Records about charts and figures
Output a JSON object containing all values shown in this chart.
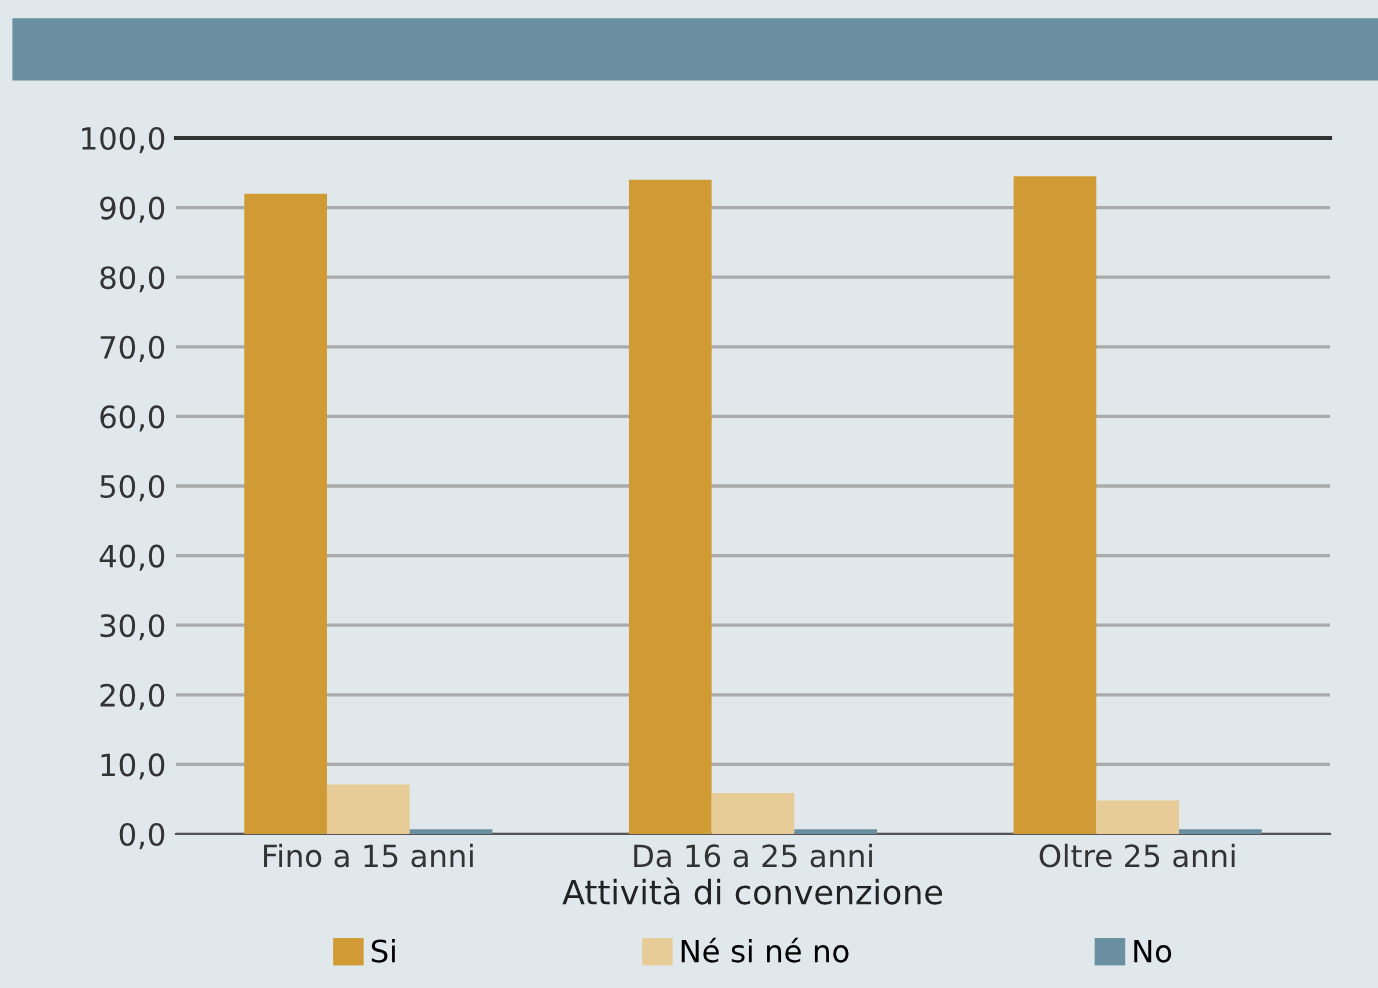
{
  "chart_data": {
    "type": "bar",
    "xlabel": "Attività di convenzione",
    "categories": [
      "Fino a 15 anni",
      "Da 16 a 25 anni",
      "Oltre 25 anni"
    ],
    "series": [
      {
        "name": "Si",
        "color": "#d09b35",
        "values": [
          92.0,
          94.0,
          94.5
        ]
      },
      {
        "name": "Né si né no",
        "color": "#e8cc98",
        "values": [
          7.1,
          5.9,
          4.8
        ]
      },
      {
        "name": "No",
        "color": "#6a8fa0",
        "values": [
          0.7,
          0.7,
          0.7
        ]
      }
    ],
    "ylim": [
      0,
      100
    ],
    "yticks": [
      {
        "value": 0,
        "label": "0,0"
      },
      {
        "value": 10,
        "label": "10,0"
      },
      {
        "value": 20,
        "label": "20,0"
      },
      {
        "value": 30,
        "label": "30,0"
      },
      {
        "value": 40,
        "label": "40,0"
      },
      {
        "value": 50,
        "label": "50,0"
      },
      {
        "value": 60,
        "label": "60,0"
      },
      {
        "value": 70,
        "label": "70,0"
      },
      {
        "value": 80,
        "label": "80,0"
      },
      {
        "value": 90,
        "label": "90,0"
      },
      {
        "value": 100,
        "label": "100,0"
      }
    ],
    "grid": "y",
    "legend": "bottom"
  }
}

==

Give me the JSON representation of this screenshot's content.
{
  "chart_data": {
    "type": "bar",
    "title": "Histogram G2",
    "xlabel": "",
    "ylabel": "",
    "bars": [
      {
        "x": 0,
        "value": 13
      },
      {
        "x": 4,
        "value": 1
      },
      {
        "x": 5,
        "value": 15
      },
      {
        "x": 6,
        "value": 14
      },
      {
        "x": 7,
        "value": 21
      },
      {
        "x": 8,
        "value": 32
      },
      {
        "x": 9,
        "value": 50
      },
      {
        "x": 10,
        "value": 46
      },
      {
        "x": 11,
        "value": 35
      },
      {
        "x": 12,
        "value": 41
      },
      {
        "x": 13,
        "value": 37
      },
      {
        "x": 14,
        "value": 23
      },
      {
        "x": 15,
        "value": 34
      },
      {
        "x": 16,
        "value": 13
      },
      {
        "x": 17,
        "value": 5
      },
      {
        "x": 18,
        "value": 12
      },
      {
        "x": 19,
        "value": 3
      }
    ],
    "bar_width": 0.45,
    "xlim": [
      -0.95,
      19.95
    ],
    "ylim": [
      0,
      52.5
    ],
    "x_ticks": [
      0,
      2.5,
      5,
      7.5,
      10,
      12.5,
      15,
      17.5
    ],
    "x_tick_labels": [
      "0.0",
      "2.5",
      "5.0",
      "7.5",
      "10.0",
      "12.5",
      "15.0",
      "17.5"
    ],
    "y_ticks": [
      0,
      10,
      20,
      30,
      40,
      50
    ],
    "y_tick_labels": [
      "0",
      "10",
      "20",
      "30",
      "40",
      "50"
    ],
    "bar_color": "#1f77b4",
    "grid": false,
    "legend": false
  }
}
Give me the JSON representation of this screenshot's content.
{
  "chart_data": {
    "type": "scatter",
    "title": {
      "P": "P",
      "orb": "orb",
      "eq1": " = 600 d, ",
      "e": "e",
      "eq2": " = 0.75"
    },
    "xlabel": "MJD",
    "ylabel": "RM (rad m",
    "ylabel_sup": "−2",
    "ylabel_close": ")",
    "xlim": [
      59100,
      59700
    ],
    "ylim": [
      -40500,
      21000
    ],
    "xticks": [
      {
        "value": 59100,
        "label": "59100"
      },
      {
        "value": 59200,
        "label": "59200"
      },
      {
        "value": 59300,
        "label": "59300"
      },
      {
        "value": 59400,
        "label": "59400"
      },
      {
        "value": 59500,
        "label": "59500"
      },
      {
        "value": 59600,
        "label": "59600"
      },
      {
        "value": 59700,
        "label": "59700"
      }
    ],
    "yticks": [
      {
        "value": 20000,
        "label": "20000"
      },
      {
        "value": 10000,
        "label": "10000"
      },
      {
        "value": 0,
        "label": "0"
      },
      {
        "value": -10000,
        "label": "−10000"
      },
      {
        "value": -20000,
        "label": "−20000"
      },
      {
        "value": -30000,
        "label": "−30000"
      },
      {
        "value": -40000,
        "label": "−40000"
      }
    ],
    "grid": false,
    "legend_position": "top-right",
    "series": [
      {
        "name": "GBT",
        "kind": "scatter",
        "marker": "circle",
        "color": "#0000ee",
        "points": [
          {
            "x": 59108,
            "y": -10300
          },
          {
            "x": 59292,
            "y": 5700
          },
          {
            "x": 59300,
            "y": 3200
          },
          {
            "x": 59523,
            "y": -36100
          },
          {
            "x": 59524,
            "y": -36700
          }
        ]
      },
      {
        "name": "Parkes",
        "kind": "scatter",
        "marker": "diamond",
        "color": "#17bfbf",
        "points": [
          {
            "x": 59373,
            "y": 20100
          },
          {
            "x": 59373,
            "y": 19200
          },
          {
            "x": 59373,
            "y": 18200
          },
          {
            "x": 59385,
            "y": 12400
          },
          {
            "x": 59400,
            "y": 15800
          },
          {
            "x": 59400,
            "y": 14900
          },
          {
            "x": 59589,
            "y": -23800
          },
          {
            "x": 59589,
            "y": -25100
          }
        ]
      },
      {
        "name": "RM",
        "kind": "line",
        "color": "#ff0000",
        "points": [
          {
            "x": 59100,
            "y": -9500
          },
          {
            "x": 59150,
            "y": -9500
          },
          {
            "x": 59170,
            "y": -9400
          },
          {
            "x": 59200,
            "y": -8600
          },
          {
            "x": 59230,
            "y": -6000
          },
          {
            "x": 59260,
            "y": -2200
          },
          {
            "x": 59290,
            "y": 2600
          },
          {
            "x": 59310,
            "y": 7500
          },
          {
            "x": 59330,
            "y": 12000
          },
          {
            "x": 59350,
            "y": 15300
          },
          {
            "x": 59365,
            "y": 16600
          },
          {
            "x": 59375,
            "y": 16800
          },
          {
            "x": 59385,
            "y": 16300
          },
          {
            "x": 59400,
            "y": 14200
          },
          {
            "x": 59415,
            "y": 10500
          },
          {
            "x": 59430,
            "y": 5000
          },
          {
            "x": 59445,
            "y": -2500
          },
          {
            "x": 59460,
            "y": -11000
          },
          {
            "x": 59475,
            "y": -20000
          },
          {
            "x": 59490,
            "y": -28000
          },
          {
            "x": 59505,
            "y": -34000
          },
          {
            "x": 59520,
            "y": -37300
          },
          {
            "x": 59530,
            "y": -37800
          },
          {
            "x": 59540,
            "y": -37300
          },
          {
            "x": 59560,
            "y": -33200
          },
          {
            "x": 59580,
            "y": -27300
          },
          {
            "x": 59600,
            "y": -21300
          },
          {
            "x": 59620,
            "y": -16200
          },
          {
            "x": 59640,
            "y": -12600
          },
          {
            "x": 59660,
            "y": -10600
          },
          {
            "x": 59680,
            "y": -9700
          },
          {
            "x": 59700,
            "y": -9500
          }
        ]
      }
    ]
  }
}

==

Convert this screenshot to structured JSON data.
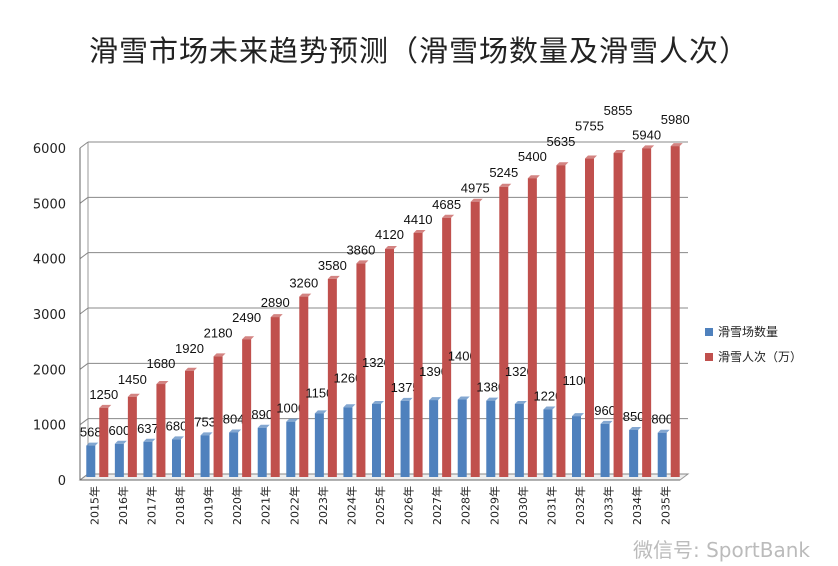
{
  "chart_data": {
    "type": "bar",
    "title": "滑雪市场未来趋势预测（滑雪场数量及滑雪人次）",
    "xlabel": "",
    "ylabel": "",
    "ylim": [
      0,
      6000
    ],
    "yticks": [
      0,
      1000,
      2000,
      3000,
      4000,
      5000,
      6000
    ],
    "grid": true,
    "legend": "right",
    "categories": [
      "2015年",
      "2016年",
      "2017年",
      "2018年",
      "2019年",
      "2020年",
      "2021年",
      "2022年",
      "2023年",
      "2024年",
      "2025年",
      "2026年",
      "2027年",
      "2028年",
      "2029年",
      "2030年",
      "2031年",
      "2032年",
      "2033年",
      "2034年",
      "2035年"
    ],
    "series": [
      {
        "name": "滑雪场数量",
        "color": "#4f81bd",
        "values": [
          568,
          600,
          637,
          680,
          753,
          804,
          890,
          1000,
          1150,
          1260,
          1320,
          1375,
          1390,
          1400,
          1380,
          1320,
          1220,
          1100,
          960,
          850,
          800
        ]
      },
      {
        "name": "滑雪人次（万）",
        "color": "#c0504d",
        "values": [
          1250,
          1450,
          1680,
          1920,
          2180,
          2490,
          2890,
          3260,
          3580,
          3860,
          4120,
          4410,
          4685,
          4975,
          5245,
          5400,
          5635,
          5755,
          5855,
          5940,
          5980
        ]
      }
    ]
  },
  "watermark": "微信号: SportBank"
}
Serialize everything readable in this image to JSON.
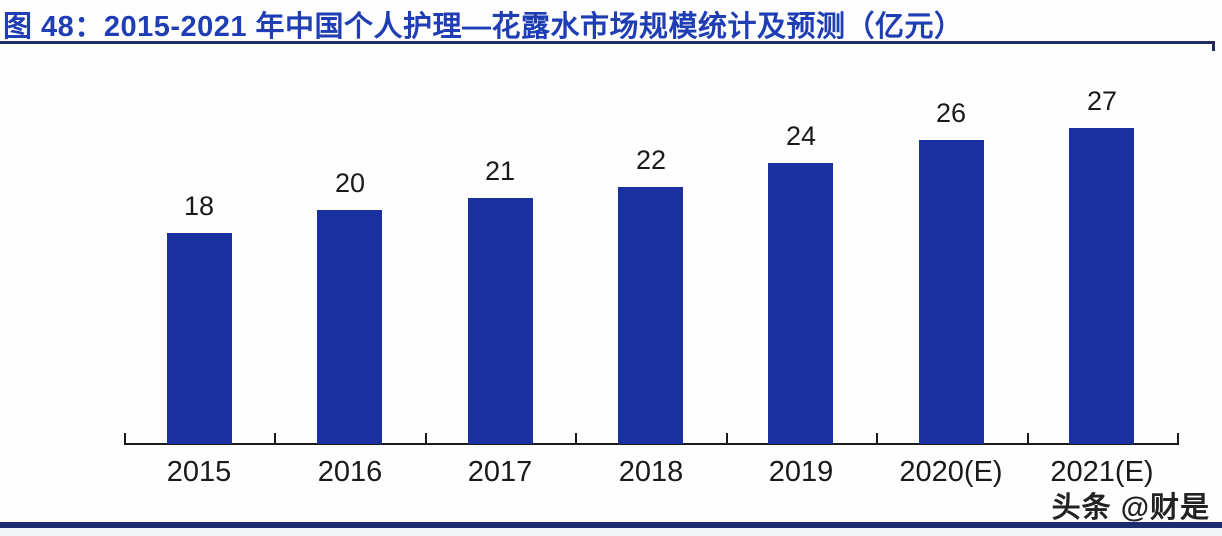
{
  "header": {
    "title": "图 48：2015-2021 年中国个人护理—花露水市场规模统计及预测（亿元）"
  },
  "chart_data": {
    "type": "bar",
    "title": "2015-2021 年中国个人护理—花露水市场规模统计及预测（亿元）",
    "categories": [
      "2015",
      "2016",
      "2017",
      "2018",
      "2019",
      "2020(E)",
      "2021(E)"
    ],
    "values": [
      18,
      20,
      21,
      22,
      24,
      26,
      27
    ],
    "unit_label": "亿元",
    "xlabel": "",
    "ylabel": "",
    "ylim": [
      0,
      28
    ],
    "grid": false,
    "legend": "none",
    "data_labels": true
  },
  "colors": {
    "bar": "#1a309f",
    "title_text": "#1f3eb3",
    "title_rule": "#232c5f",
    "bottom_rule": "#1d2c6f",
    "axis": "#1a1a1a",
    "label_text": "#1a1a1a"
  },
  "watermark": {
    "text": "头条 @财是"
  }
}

> Written exercise:
Find out how many lines in the listing contain the string "anni". Give the number alone.

> Complete answer:
3